▶ [INSTRUCTIONS TO FOLLOW]
Reproduce all of the listing below without alteration.

▶ [RECORDS PROVIDED]
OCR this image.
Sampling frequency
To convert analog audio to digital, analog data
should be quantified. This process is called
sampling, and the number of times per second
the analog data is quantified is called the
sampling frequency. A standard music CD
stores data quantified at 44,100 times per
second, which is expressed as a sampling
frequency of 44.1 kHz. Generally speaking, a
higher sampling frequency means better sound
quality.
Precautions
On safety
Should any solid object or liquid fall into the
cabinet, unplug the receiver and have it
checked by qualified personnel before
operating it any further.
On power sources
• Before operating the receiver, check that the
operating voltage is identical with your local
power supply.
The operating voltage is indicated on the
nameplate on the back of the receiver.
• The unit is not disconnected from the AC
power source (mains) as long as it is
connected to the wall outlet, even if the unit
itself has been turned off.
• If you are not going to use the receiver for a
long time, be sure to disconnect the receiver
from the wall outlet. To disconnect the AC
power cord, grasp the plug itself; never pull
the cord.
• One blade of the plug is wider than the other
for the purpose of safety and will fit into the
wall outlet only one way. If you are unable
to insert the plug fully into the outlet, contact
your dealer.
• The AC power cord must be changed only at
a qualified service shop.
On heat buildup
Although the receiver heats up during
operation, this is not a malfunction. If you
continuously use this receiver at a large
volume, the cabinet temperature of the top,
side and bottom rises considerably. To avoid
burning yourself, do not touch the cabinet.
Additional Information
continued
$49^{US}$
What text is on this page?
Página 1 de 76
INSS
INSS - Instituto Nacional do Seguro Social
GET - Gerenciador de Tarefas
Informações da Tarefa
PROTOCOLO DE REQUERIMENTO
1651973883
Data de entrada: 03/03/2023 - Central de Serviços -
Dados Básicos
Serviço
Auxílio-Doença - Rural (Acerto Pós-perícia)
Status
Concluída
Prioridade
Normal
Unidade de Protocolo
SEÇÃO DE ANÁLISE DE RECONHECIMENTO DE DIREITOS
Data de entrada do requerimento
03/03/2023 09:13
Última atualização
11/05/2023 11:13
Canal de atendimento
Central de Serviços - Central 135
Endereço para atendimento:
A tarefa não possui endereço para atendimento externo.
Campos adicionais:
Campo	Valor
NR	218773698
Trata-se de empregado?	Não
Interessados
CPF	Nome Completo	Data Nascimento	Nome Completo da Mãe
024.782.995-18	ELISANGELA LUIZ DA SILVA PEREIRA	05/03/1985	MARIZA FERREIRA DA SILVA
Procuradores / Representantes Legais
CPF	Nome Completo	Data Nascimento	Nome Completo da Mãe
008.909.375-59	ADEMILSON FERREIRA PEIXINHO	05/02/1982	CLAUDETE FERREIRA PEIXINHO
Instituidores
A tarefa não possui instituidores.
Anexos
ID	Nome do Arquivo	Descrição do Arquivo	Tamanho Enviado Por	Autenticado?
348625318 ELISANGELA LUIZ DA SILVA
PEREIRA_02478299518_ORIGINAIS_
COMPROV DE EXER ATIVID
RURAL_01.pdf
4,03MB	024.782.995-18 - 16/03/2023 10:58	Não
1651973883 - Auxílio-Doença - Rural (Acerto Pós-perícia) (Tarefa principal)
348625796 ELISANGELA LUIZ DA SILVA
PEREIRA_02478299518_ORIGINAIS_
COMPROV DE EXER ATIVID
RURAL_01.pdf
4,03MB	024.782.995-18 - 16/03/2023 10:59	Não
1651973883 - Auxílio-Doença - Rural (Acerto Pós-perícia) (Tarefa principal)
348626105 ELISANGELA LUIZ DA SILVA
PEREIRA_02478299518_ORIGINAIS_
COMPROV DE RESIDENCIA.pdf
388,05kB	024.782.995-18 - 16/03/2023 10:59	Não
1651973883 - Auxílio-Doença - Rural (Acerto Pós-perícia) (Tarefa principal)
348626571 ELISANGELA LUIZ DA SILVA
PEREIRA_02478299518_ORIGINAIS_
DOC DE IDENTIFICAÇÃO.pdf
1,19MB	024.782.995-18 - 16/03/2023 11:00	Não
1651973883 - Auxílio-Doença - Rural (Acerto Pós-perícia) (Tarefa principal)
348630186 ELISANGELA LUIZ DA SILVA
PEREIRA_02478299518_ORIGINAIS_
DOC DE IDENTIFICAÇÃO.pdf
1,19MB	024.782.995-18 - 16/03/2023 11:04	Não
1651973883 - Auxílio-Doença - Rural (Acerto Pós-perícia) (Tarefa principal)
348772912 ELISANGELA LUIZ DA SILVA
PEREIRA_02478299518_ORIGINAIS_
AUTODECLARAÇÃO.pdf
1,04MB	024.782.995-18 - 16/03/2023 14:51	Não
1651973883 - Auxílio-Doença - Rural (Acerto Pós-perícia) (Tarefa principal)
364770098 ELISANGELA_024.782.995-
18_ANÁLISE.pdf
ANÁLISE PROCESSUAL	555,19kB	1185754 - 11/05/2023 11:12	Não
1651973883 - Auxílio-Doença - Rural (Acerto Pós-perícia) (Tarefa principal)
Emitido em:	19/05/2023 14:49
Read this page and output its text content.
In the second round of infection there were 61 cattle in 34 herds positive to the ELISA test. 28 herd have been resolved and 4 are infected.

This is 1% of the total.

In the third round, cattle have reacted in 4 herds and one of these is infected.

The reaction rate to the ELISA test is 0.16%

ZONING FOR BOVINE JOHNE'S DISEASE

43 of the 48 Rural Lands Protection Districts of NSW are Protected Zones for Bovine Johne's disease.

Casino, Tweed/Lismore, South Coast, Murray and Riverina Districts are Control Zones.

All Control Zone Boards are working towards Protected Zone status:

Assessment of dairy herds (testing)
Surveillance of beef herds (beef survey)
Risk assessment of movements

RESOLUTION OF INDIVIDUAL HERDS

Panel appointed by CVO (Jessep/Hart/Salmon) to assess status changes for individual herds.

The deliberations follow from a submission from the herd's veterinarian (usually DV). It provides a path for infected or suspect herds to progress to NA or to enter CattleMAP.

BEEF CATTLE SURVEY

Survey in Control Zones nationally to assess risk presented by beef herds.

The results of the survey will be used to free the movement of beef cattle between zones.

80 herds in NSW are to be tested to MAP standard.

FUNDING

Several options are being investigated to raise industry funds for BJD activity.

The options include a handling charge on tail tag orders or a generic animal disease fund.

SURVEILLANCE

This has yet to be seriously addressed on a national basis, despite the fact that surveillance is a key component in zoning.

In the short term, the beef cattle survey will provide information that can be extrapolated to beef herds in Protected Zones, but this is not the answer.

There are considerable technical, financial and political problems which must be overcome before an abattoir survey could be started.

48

▶ [SOLUTION FOR THIS PROBLEM]
OCR this image.
Sampling frequency
To convert analog audio to digital, analog data
should be quantified. This process is called
sampling, and the number of times per second
the analog data is quantified is called the
sampling frequency. A standard music CD
stores data quantified at 44,100 times per
second, which is expressed as a sampling
frequency of 44.1 kHz. Generally speaking, a
higher sampling frequency means better sound
quality.
Precautions
On safety
Should any solid object or liquid fall into the
cabinet, unplug the receiver and have it
checked by qualified personnel before
operating it any further.
On power sources
• Before operating the receiver, check that the
operating voltage is identical with your local
power supply.
The operating voltage is indicated on the
nameplate on the back of the receiver.
• The unit is not disconnected from the AC
power source (mains) as long as it is
connected to the wall outlet, even if the unit
itself has been turned off.
• If you are not going to use the receiver for a
long time, be sure to disconnect the receiver
from the wall outlet. To disconnect the AC
power cord, grasp the plug itself; never pull
the cord.
• One blade of the plug is wider than the other
for the purpose of safety and will fit into the
wall outlet only one way. If you are unable
to insert the plug fully into the outlet, contact
your dealer.
• The AC power cord must be changed only at
a qualified service shop.
On heat buildup
Although the receiver heats up during
operation, this is not a malfunction. If you
continuously use this receiver at a large
volume, the cabinet temperature of the top,
side and bottom rises considerably. To avoid
burning yourself, do not touch the cabinet.
Additional Information
continued
$49^{US}$
What text is on this page?
Página 1 de 76
INSS
INSS - Instituto Nacional do Seguro Social
GET - Gerenciador de Tarefas
Informações da Tarefa
PROTOCOLO DE REQUERIMENTO
1651973883
Data de entrada: 03/03/2023 - Central de Serviços -
Dados Básicos
Serviço
Auxílio-Doença - Rural (Acerto Pós-perícia)
Status
Concluída
Prioridade
Normal
Unidade de Protocolo
SEÇÃO DE ANÁLISE DE RECONHECIMENTO DE DIREITOS
Data de entrada do requerimento
03/03/2023 09:13
Última atualização
11/05/2023 11:13
Canal de atendimento
Central de Serviços - Central 135
Endereço para atendimento:
A tarefa não possui endereço para atendimento externo.
Campos adicionais:
Campo	Valor
NR	218773698
Trata-se de empregado?	Não
Interessados
CPF	Nome Completo	Data Nascimento	Nome Completo da Mãe
024.782.995-18	ELISANGELA LUIZ DA SILVA PEREIRA	05/03/1985	MARIZA FERREIRA DA SILVA
Procuradores / Representantes Legais
CPF	Nome Completo	Data Nascimento	Nome Completo da Mãe
008.909.375-59	ADEMILSON FERREIRA PEIXINHO	05/02/1982	CLAUDETE FERREIRA PEIXINHO
Instituidores
A tarefa não possui instituidores.
Anexos
ID	Nome do Arquivo	Descrição do Arquivo	Tamanho Enviado Por	Autenticado?
348625318 ELISANGELA LUIZ DA SILVA
PEREIRA_02478299518_ORIGINAIS_
COMPROV DE EXER ATIVID
RURAL_01.pdf
4,03MB	024.782.995-18 - 16/03/2023 10:58	Não
1651973883 - Auxílio-Doença - Rural (Acerto Pós-perícia) (Tarefa principal)
348625796 ELISANGELA LUIZ DA SILVA
PEREIRA_02478299518_ORIGINAIS_
COMPROV DE EXER ATIVID
RURAL_01.pdf
4,03MB	024.782.995-18 - 16/03/2023 10:59	Não
1651973883 - Auxílio-Doença - Rural (Acerto Pós-perícia) (Tarefa principal)
348626105 ELISANGELA LUIZ DA SILVA
PEREIRA_02478299518_ORIGINAIS_
COMPROV DE RESIDENCIA.pdf
388,05kB	024.782.995-18 - 16/03/2023 10:59	Não
1651973883 - Auxílio-Doença - Rural (Acerto Pós-perícia) (Tarefa principal)
348626571 ELISANGELA LUIZ DA SILVA
PEREIRA_02478299518_ORIGINAIS_
DOC DE IDENTIFICAÇÃO.pdf
1,19MB	024.782.995-18 - 16/03/2023 11:00	Não
1651973883 - Auxílio-Doença - Rural (Acerto Pós-perícia) (Tarefa principal)
348630186 ELISANGELA LUIZ DA SILVA
PEREIRA_02478299518_ORIGINAIS_
DOC DE IDENTIFICAÇÃO.pdf
1,19MB	024.782.995-18 - 16/03/2023 11:04	Não
1651973883 - Auxílio-Doença - Rural (Acerto Pós-perícia) (Tarefa principal)
348772912 ELISANGELA LUIZ DA SILVA
PEREIRA_02478299518_ORIGINAIS_
AUTODECLARAÇÃO.pdf
1,04MB	024.782.995-18 - 16/03/2023 14:51	Não
1651973883 - Auxílio-Doença - Rural (Acerto Pós-perícia) (Tarefa principal)
364770098 ELISANGELA_024.782.995-
18_ANÁLISE.pdf
ANÁLISE PROCESSUAL	555,19kB	1185754 - 11/05/2023 11:12	Não
1651973883 - Auxílio-Doença - Rural (Acerto Pós-perícia) (Tarefa principal)
Emitido em:	19/05/2023 14:49
Read this page and output its text content.
In the second round of infection there were 61 cattle in 34 herds positive to the ELISA test. 28 herd have been resolved and 4 are infected.

This is 1% of the total.

In the third round, cattle have reacted in 4 herds and one of these is infected.

The reaction rate to the ELISA test is 0.16%

ZONING FOR BOVINE JOHNE'S DISEASE

43 of the 48 Rural Lands Protection Districts of NSW are Protected Zones for Bovine Johne's disease.

Casino, Tweed/Lismore, South Coast, Murray and Riverina Districts are Control Zones.

All Control Zone Boards are working towards Protected Zone status:

Assessment of dairy herds (testing)
Surveillance of beef herds (beef survey)
Risk assessment of movements

RESOLUTION OF INDIVIDUAL HERDS

Panel appointed by CVO (Jessep/Hart/Salmon) to assess status changes for individual herds.

The deliberations follow from a submission from the herd's veterinarian (usually DV). It provides a path for infected or suspect herds to progress to NA or to enter CattleMAP.

BEEF CATTLE SURVEY

Survey in Control Zones nationally to assess risk presented by beef herds.

The results of the survey will be used to free the movement of beef cattle between zones.

80 herds in NSW are to be tested to MAP standard.

FUNDING

Several options are being investigated to raise industry funds for BJD activity.

The options include a handling charge on tail tag orders or a generic animal disease fund.

SURVEILLANCE

This has yet to be seriously addressed on a national basis, despite the fact that surveillance is a key component in zoning.

In the short term, the beef cattle survey will provide information that can be extrapolated to beef herds in Protected Zones, but this is not the answer.

There are considerable technical, financial and political problems which must be overcome before an abattoir survey could be started.

48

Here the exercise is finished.